> REQUIREMENTS:
1. Repeat the passage on solar module supply from "There is in" to "hemisphere, for example.", word for word.
2. Carry on writing the passage about solar manufacturing capacity and module demand, picking up after its final sentence.

> SOURCE DOCUMENT:
--- BEGIN ---

SunEdison founder and clean-tech investor Jigar Shah echoes this sentiment: “I think what you’re finding is that the solar industry just simply can’t help itself. And so even though there is supposed to be a pull-in of manufacturing capacity, people are so desperate to build more capacity that it just seems like manufacturers cannot produce a shortage of product, even if their life depended on it. Everyone keeps predicting a shortage of product and then you look at the market and you realise there is no shortage of product.”
There is in fact a general increase in demand for high-efficiency modules, which allow the number of modules needed to power a system to be cut to generate the same kilowatt hours, which reduces upfront costs and even requires fewer or smaller inverters. This is particularly attractive in the US where there are significantly higher irradiation levels than generally found in the northern hemisphere, for example.

--- END ---

> MATERIAL SUPPLIED:
--- BEGIN ---

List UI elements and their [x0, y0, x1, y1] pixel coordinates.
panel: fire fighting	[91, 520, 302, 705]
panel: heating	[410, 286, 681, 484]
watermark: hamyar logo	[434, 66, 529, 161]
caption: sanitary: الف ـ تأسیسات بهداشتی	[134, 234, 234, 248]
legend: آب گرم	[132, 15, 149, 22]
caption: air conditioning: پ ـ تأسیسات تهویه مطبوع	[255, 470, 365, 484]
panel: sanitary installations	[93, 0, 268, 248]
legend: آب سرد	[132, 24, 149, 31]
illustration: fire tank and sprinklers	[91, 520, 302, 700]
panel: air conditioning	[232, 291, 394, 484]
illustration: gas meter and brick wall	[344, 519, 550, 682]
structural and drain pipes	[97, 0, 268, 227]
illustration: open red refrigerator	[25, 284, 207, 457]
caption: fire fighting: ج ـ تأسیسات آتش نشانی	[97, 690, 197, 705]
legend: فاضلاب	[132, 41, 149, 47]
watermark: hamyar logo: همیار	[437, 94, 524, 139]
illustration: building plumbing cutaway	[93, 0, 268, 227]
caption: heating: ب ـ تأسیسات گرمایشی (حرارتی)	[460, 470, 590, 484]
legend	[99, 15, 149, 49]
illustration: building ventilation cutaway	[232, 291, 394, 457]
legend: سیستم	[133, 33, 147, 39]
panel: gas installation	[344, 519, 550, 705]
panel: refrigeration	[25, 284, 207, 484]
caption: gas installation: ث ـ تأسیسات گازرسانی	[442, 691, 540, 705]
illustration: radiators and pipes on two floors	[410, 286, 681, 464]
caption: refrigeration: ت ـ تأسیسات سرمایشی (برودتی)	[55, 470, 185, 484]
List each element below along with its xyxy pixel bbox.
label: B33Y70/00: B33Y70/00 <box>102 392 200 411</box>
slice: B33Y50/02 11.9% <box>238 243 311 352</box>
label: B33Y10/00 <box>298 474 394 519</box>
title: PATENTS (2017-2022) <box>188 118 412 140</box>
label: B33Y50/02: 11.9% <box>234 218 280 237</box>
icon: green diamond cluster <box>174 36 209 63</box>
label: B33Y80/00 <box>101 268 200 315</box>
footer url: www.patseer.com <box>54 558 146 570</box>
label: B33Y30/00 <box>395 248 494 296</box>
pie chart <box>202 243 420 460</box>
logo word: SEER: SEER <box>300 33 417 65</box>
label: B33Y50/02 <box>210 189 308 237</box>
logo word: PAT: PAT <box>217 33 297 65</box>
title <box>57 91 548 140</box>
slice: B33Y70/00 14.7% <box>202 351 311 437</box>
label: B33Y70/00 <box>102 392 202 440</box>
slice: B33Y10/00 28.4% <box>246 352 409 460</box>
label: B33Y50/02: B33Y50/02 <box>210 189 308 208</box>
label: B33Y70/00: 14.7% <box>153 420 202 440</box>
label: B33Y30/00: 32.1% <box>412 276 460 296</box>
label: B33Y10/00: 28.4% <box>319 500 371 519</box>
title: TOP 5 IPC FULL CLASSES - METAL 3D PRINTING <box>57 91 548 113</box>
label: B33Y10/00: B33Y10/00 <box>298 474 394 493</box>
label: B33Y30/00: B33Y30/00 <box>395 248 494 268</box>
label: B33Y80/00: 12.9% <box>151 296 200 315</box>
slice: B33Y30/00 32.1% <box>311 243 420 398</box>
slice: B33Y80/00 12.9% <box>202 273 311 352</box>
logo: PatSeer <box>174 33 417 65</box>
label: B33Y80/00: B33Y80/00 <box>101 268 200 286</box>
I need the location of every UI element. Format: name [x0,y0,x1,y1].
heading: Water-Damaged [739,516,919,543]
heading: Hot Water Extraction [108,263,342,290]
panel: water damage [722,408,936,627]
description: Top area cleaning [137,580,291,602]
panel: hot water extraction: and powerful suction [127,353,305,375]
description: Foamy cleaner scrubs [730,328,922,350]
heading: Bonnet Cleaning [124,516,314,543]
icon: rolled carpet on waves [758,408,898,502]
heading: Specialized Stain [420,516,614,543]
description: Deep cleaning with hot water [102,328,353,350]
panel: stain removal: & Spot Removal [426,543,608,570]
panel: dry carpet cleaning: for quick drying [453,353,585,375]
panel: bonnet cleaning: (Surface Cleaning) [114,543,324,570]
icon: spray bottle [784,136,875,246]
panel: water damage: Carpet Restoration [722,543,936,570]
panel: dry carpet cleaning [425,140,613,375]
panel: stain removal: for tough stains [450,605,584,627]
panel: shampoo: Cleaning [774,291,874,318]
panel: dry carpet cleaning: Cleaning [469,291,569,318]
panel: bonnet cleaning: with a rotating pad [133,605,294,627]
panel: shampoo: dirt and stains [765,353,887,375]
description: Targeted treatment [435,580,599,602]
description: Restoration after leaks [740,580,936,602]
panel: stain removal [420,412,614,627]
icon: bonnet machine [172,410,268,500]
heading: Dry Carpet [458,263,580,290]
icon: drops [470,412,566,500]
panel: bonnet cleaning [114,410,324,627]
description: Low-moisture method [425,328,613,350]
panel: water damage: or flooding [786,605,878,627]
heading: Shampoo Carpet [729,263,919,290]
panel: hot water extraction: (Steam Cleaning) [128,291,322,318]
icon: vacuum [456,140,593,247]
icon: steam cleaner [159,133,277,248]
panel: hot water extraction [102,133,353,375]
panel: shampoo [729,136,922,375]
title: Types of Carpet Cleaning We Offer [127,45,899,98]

--- END ---

> OUTPUTS BY TASK:
1.
There is in fact a general increase in demand for high-efficiency modules, which allow the number of modules needed to power a system to be cut to generate the same kilowatt hours, which reduces upfront costs and even requires fewer or smaller inverters. This is particularly attractive in the US where there are significantly higher irradiation levels than generally found in the northern hemisphere, for example.

2.
“We are seeing an increased premium being placed on power density. Part of the reason for that is that people are understanding that the more power you can generate off a rooftop, the better off your application is going to be,” explains Card. “But also, quite frankly, most of our more developed regions, the really easy to develop pieces of land are becoming fewer and far between; the perfectly square, no trees, all flat, sitting right next door to a substation land is all gone. And so now you are getting land where more compromises have to be made. As land becomes less optimal, the need for power density goes up because the cost of developing the land is more expensive. We’ve seen great uptake of high-power products in that micro-utility space and certainly the commercial and industrial space.”
Due to net metering rates or space constraints, it is becoming increasingly important to maximise the amount of energy that can be produced in any square foot of land. A maturing market is a good thing for high-power, high-efficiency providers because such markets understand it is not just a question of price per watt but it is a question of the value ratio between price and power – and high-power certainly drives that value ratio up.
“It is a market that is driven by real economics that exist regardless of administration”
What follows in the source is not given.